— start —
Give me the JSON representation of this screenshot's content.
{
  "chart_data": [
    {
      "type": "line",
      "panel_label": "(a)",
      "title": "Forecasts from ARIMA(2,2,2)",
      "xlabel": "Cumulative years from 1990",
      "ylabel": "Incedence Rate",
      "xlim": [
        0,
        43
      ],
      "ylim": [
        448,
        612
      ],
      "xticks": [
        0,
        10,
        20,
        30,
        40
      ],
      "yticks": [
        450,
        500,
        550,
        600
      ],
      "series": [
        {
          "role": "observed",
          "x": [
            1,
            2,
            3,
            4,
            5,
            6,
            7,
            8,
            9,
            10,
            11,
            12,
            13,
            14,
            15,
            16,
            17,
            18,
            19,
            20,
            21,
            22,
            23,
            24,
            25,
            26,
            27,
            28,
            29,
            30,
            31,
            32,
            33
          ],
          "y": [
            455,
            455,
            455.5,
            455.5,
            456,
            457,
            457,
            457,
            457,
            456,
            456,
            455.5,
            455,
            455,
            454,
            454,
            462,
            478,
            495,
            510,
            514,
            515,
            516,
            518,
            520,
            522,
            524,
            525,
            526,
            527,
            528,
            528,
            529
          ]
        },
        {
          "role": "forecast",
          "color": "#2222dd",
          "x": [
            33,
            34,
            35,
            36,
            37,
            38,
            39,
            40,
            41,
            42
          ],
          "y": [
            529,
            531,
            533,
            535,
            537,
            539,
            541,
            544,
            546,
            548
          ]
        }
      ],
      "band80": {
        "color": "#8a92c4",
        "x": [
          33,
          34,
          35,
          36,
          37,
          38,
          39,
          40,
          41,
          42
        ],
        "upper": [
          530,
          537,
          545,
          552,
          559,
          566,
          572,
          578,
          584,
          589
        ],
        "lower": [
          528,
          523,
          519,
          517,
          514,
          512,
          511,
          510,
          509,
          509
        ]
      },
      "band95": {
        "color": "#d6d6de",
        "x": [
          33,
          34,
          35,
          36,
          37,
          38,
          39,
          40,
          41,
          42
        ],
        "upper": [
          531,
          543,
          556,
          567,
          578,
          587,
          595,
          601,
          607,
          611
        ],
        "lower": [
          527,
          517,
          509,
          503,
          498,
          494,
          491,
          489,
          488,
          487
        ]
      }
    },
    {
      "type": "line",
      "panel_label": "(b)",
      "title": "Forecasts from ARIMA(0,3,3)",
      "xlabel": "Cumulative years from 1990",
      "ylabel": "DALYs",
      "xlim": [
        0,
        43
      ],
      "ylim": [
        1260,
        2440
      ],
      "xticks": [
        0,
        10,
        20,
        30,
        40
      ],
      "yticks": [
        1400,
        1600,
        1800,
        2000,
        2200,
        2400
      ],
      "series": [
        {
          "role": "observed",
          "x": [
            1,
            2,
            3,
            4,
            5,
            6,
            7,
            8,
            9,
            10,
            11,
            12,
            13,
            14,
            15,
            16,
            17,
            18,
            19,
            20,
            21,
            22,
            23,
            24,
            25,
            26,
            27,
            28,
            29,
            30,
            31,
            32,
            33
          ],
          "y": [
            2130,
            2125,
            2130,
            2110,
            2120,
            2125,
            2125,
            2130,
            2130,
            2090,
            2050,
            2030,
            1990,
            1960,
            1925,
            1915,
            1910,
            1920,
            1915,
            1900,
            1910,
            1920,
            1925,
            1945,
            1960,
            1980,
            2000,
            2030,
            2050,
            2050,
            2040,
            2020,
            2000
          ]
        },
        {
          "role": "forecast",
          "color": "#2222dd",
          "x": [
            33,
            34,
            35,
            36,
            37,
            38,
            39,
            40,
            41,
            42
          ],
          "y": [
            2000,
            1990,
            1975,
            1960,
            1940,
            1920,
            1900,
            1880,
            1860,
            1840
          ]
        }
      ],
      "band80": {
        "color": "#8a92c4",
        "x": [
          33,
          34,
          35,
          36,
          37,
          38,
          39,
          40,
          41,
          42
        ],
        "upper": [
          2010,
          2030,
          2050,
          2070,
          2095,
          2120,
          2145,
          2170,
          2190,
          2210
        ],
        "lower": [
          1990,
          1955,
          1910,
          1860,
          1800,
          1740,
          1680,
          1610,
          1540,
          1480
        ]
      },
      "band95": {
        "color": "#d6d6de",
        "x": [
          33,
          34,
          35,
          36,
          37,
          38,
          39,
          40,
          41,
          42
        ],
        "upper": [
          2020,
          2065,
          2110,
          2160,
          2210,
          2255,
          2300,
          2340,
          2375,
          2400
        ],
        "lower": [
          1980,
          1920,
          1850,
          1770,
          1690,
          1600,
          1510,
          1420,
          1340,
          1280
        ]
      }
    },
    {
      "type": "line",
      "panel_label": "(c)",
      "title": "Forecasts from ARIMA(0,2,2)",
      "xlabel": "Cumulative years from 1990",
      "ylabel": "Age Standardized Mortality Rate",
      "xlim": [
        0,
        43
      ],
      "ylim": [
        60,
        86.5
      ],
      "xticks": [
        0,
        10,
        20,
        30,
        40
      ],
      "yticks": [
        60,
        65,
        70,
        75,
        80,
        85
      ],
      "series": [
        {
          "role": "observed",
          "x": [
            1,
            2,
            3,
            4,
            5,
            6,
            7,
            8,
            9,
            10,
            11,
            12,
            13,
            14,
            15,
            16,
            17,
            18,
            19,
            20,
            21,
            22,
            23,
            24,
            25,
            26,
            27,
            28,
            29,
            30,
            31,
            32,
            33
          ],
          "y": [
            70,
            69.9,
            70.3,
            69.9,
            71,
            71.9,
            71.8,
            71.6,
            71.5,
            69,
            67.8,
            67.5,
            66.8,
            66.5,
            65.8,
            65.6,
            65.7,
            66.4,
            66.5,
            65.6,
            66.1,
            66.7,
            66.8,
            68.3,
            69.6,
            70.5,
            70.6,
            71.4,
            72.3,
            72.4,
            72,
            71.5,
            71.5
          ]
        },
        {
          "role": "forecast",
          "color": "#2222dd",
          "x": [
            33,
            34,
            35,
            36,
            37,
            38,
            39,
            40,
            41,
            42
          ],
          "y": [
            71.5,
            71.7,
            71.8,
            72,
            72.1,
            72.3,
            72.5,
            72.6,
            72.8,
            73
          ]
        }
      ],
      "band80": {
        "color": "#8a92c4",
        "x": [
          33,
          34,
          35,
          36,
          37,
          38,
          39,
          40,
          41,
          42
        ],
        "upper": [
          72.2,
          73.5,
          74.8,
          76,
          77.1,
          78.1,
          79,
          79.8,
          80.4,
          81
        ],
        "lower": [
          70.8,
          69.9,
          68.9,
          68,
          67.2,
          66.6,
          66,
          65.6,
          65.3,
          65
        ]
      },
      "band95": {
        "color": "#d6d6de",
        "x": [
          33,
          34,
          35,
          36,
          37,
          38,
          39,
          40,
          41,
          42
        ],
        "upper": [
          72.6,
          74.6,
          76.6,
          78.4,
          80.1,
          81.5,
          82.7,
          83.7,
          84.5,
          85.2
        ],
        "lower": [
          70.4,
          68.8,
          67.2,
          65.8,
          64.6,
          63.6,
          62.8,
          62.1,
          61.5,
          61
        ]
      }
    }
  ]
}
— end —
OBJECTIVE:
Take the entries above and transcribe them in full.

TASK SOLUTION:
Give me the JSON representation of this screenshot's content.
{
  "chart_data": [
    {
      "type": "line",
      "panel_label": "(a)",
      "title": "Forecasts from ARIMA(2,2,2)",
      "xlabel": "Cumulative years from 1990",
      "ylabel": "Incedence Rate",
      "xlim": [
        0,
        43
      ],
      "ylim": [
        448,
        612
      ],
      "xticks": [
        0,
        10,
        20,
        30,
        40
      ],
      "yticks": [
        450,
        500,
        550,
        600
      ],
      "series": [
        {
          "role": "observed",
          "x": [
            1,
            2,
            3,
            4,
            5,
            6,
            7,
            8,
            9,
            10,
            11,
            12,
            13,
            14,
            15,
            16,
            17,
            18,
            19,
            20,
            21,
            22,
            23,
            24,
            25,
            26,
            27,
            28,
            29,
            30,
            31,
            32,
            33
          ],
          "y": [
            455,
            455,
            455.5,
            455.5,
            456,
            457,
            457,
            457,
            457,
            456,
            456,
            455.5,
            455,
            455,
            454,
            454,
            462,
            478,
            495,
            510,
            514,
            515,
            516,
            518,
            520,
            522,
            524,
            525,
            526,
            527,
            528,
            528,
            529
          ]
        },
        {
          "role": "forecast",
          "color": "#2222dd",
          "x": [
            33,
            34,
            35,
            36,
            37,
            38,
            39,
            40,
            41,
            42
          ],
          "y": [
            529,
            531,
            533,
            535,
            537,
            539,
            541,
            544,
            546,
            548
          ]
        }
      ],
      "band80": {
        "color": "#8a92c4",
        "x": [
          33,
          34,
          35,
          36,
          37,
          38,
          39,
          40,
          41,
          42
        ],
        "upper": [
          530,
          537,
          545,
          552,
          559,
          566,
          572,
          578,
          584,
          589
        ],
        "lower": [
          528,
          523,
          519,
          517,
          514,
          512,
          511,
          510,
          509,
          509
        ]
      },
      "band95": {
        "color": "#d6d6de",
        "x": [
          33,
          34,
          35,
          36,
          37,
          38,
          39,
          40,
          41,
          42
        ],
        "upper": [
          531,
          543,
          556,
          567,
          578,
          587,
          595,
          601,
          607,
          611
        ],
        "lower": [
          527,
          517,
          509,
          503,
          498,
          494,
          491,
          489,
          488,
          487
        ]
      }
    },
    {
      "type": "line",
      "panel_label": "(b)",
      "title": "Forecasts from ARIMA(0,3,3)",
      "xlabel": "Cumulative years from 1990",
      "ylabel": "DALYs",
      "xlim": [
        0,
        43
      ],
      "ylim": [
        1260,
        2440
      ],
      "xticks": [
        0,
        10,
        20,
        30,
        40
      ],
      "yticks": [
        1400,
        1600,
        1800,
        2000,
        2200,
        2400
      ],
      "series": [
        {
          "role": "observed",
          "x": [
            1,
            2,
            3,
            4,
            5,
            6,
            7,
            8,
            9,
            10,
            11,
            12,
            13,
            14,
            15,
            16,
            17,
            18,
            19,
            20,
            21,
            22,
            23,
            24,
            25,
            26,
            27,
            28,
            29,
            30,
            31,
            32,
            33
          ],
          "y": [
            2130,
            2125,
            2130,
            2110,
            2120,
            2125,
            2125,
            2130,
            2130,
            2090,
            2050,
            2030,
            1990,
            1960,
            1925,
            1915,
            1910,
            1920,
            1915,
            1900,
            1910,
            1920,
            1925,
            1945,
            1960,
            1980,
            2000,
            2030,
            2050,
            2050,
            2040,
            2020,
            2000
          ]
        },
        {
          "role": "forecast",
          "color": "#2222dd",
          "x": [
            33,
            34,
            35,
            36,
            37,
            38,
            39,
            40,
            41,
            42
          ],
          "y": [
            2000,
            1990,
            1975,
            1960,
            1940,
            1920,
            1900,
            1880,
            1860,
            1840
          ]
        }
      ],
      "band80": {
        "color": "#8a92c4",
        "x": [
          33,
          34,
          35,
          36,
          37,
          38,
          39,
          40,
          41,
          42
        ],
        "upper": [
          2010,
          2030,
          2050,
          2070,
          2095,
          2120,
          2145,
          2170,
          2190,
          2210
        ],
        "lower": [
          1990,
          1955,
          1910,
          1860,
          1800,
          1740,
          1680,
          1610,
          1540,
          1480
        ]
      },
      "band95": {
        "color": "#d6d6de",
        "x": [
          33,
          34,
          35,
          36,
          37,
          38,
          39,
          40,
          41,
          42
        ],
        "upper": [
          2020,
          2065,
          2110,
          2160,
          2210,
          2255,
          2300,
          2340,
          2375,
          2400
        ],
        "lower": [
          1980,
          1920,
          1850,
          1770,
          1690,
          1600,
          1510,
          1420,
          1340,
          1280
        ]
      }
    },
    {
      "type": "line",
      "panel_label": "(c)",
      "title": "Forecasts from ARIMA(0,2,2)",
      "xlabel": "Cumulative years from 1990",
      "ylabel": "Age Standardized Mortality Rate",
      "xlim": [
        0,
        43
      ],
      "ylim": [
        60,
        86.5
      ],
      "xticks": [
        0,
        10,
        20,
        30,
        40
      ],
      "yticks": [
        60,
        65,
        70,
        75,
        80,
        85
      ],
      "series": [
        {
          "role": "observed",
          "x": [
            1,
            2,
            3,
            4,
            5,
            6,
            7,
            8,
            9,
            10,
            11,
            12,
            13,
            14,
            15,
            16,
            17,
            18,
            19,
            20,
            21,
            22,
            23,
            24,
            25,
            26,
            27,
            28,
            29,
            30,
            31,
            32,
            33
          ],
          "y": [
            70,
            69.9,
            70.3,
            69.9,
            71,
            71.9,
            71.8,
            71.6,
            71.5,
            69,
            67.8,
            67.5,
            66.8,
            66.5,
            65.8,
            65.6,
            65.7,
            66.4,
            66.5,
            65.6,
            66.1,
            66.7,
            66.8,
            68.3,
            69.6,
            70.5,
            70.6,
            71.4,
            72.3,
            72.4,
            72,
            71.5,
            71.5
          ]
        },
        {
          "role": "forecast",
          "color": "#2222dd",
          "x": [
            33,
            34,
            35,
            36,
            37,
            38,
            39,
            40,
            41,
            42
          ],
          "y": [
            71.5,
            71.7,
            71.8,
            72,
            72.1,
            72.3,
            72.5,
            72.6,
            72.8,
            73
          ]
        }
      ],
      "band80": {
        "color": "#8a92c4",
        "x": [
          33,
          34,
          35,
          36,
          37,
          38,
          39,
          40,
          41,
          42
        ],
        "upper": [
          72.2,
          73.5,
          74.8,
          76,
          77.1,
          78.1,
          79,
          79.8,
          80.4,
          81
        ],
        "lower": [
          70.8,
          69.9,
          68.9,
          68,
          67.2,
          66.6,
          66,
          65.6,
          65.3,
          65
        ]
      },
      "band95": {
        "color": "#d6d6de",
        "x": [
          33,
          34,
          35,
          36,
          37,
          38,
          39,
          40,
          41,
          42
        ],
        "upper": [
          72.6,
          74.6,
          76.6,
          78.4,
          80.1,
          81.5,
          82.7,
          83.7,
          84.5,
          85.2
        ],
        "lower": [
          70.4,
          68.8,
          67.2,
          65.8,
          64.6,
          63.6,
          62.8,
          62.1,
          61.5,
          61
        ]
      }
    }
  ]
}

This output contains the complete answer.